• **Prompt**
Which lines in the records below contain the word "document"? Copy each one out.

• **Data excerpts**
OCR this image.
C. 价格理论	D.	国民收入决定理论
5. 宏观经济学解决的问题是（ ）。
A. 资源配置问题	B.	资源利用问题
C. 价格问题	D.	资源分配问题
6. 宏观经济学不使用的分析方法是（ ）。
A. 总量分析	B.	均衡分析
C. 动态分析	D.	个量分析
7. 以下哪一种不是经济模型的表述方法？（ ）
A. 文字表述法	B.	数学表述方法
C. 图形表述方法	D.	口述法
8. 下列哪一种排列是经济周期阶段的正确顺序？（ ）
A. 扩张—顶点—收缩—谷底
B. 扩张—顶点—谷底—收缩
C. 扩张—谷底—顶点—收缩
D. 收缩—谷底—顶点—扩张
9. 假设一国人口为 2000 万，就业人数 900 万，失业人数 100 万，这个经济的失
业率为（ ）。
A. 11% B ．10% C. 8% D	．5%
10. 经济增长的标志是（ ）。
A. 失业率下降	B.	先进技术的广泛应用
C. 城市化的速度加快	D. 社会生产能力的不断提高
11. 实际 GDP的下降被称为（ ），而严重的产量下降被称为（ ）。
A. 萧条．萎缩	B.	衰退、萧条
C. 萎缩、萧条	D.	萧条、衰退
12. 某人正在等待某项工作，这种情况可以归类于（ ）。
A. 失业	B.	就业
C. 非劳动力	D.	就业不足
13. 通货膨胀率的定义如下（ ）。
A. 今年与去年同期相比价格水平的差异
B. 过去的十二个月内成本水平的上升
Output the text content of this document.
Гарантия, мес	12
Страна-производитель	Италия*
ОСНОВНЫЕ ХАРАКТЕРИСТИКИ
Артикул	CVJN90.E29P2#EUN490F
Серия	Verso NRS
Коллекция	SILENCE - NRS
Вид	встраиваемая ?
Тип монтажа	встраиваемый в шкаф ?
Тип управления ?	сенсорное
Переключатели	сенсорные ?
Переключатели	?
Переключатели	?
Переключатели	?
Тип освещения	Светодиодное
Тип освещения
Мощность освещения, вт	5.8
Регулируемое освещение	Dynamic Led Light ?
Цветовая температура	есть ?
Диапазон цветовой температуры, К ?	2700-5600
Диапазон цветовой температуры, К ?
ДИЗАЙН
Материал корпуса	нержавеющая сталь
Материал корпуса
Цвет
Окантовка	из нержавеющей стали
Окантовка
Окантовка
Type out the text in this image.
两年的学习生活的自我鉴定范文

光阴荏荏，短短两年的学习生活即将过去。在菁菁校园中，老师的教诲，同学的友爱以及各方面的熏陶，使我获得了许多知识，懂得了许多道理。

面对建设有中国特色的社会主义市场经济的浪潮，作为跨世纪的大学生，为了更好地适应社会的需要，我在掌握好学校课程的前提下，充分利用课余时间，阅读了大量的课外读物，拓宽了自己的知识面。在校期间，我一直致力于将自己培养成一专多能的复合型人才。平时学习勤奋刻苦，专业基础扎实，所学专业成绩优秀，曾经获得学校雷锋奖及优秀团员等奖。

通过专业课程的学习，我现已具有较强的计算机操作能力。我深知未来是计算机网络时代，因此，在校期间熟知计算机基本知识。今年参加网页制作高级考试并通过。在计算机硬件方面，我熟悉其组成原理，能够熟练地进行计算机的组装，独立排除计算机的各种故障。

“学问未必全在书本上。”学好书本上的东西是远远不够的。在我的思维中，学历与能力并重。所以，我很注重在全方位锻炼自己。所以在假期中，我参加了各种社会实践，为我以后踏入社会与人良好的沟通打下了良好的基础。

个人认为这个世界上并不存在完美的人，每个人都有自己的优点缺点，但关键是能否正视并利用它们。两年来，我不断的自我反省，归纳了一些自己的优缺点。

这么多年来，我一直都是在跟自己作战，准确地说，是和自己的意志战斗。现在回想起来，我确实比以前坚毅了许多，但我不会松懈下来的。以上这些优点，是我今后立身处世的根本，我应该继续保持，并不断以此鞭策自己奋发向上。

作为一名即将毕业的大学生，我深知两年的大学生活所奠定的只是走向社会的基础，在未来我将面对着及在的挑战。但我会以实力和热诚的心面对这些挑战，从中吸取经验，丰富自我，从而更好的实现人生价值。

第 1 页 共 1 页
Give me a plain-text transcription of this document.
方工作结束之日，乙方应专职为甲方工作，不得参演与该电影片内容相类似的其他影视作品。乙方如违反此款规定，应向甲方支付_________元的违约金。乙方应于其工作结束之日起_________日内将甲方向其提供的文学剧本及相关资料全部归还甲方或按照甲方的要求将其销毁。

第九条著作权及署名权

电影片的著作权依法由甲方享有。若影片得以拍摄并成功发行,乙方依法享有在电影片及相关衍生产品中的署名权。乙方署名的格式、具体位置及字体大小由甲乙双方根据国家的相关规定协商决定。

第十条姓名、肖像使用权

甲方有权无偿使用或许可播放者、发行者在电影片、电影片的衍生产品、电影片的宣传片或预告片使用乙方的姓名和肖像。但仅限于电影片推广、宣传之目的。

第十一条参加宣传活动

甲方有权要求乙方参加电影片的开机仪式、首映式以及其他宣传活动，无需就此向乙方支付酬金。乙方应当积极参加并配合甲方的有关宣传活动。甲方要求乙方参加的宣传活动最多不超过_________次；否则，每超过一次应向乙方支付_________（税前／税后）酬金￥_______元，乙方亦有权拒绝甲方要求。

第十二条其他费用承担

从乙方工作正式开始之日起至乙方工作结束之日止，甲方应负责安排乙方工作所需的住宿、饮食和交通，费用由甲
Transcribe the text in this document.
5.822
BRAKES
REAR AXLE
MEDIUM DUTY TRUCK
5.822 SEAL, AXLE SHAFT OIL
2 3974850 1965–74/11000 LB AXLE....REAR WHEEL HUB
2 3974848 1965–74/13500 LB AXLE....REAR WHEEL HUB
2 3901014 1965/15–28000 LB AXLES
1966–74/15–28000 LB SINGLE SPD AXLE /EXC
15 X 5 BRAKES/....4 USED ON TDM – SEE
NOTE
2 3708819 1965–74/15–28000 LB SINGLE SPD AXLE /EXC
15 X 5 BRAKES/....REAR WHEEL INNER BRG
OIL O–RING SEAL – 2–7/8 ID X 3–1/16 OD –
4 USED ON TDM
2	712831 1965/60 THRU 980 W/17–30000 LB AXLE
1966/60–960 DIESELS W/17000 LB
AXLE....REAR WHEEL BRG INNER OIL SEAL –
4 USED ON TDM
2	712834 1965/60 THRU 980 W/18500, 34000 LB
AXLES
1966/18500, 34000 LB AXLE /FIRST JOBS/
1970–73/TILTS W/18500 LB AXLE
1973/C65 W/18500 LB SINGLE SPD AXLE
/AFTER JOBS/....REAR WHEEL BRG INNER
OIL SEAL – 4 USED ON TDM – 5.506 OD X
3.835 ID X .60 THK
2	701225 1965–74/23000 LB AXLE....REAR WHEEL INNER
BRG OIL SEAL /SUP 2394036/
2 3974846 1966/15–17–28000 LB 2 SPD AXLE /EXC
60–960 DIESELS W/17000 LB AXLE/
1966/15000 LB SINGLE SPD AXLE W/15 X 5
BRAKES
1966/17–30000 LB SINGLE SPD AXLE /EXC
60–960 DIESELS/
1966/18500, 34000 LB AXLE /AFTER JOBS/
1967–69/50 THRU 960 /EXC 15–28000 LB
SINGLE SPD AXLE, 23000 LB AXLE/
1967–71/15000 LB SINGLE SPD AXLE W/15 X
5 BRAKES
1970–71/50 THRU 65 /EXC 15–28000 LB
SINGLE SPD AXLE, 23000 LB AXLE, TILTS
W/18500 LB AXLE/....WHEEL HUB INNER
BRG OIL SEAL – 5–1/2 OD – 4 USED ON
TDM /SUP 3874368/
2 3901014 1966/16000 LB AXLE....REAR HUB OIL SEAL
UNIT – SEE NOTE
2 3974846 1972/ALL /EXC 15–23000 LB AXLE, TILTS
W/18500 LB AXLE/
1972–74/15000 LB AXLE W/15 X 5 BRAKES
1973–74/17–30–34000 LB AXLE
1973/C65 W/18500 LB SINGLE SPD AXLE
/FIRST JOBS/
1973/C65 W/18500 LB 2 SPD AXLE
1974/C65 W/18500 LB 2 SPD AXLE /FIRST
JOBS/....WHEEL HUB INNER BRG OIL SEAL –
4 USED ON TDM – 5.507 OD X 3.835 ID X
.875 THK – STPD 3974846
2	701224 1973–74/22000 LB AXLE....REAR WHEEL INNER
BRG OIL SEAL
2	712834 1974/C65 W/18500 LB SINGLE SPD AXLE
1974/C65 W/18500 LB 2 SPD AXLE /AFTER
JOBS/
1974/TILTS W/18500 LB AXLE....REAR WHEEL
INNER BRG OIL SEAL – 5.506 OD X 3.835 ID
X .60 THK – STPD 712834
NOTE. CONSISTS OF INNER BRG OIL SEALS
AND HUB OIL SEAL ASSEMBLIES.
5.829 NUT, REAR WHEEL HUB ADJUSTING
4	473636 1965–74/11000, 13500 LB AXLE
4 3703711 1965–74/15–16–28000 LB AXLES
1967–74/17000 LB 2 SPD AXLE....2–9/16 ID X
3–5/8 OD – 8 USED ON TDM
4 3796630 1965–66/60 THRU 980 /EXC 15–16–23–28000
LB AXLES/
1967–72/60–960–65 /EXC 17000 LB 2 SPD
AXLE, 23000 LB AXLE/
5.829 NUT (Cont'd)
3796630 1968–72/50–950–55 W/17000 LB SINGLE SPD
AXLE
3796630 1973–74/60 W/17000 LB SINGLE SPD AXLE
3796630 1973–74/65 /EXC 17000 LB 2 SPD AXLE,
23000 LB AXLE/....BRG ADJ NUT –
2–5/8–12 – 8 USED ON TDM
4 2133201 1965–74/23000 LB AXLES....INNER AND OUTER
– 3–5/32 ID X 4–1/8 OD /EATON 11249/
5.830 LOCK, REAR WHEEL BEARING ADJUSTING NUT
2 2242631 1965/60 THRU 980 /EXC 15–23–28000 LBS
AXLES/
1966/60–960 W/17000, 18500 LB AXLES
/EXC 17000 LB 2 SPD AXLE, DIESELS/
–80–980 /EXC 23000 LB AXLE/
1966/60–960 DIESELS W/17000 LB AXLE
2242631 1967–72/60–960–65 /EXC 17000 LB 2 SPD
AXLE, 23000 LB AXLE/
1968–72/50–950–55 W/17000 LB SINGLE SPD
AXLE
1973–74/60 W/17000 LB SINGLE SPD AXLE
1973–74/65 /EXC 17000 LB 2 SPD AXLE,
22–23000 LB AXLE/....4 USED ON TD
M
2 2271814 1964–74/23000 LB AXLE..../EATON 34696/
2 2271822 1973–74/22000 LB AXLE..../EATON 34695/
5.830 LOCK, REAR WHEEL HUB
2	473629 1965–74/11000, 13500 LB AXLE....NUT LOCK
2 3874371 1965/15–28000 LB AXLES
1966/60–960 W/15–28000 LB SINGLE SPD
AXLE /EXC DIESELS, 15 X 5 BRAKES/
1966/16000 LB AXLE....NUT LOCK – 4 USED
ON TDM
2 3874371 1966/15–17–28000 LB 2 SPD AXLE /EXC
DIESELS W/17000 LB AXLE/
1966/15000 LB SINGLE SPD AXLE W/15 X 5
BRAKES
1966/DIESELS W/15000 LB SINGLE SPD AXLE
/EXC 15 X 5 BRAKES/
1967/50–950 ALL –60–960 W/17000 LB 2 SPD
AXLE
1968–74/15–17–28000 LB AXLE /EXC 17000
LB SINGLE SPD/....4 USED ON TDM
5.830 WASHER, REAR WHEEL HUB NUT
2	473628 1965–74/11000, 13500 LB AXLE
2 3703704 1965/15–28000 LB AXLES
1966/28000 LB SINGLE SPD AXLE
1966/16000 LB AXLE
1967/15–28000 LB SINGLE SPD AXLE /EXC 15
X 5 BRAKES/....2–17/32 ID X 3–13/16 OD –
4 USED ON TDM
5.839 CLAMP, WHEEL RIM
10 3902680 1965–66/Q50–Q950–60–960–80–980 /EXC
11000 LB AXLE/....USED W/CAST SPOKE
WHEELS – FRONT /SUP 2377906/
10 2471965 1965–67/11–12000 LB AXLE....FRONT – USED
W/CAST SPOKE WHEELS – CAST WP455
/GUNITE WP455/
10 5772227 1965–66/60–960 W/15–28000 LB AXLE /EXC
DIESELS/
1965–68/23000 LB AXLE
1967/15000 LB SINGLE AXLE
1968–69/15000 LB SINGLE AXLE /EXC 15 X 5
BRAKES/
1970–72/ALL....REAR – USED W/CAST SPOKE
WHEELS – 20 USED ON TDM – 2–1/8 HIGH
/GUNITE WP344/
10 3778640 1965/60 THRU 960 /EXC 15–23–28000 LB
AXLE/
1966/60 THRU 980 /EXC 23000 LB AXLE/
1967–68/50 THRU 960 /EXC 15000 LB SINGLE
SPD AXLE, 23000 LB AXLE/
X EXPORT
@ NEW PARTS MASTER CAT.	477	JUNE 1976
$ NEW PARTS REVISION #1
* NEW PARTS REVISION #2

• **Task result**
Output the text content of this document.
Give me a plain-text transcription of this document.
Transcribe the text in this document.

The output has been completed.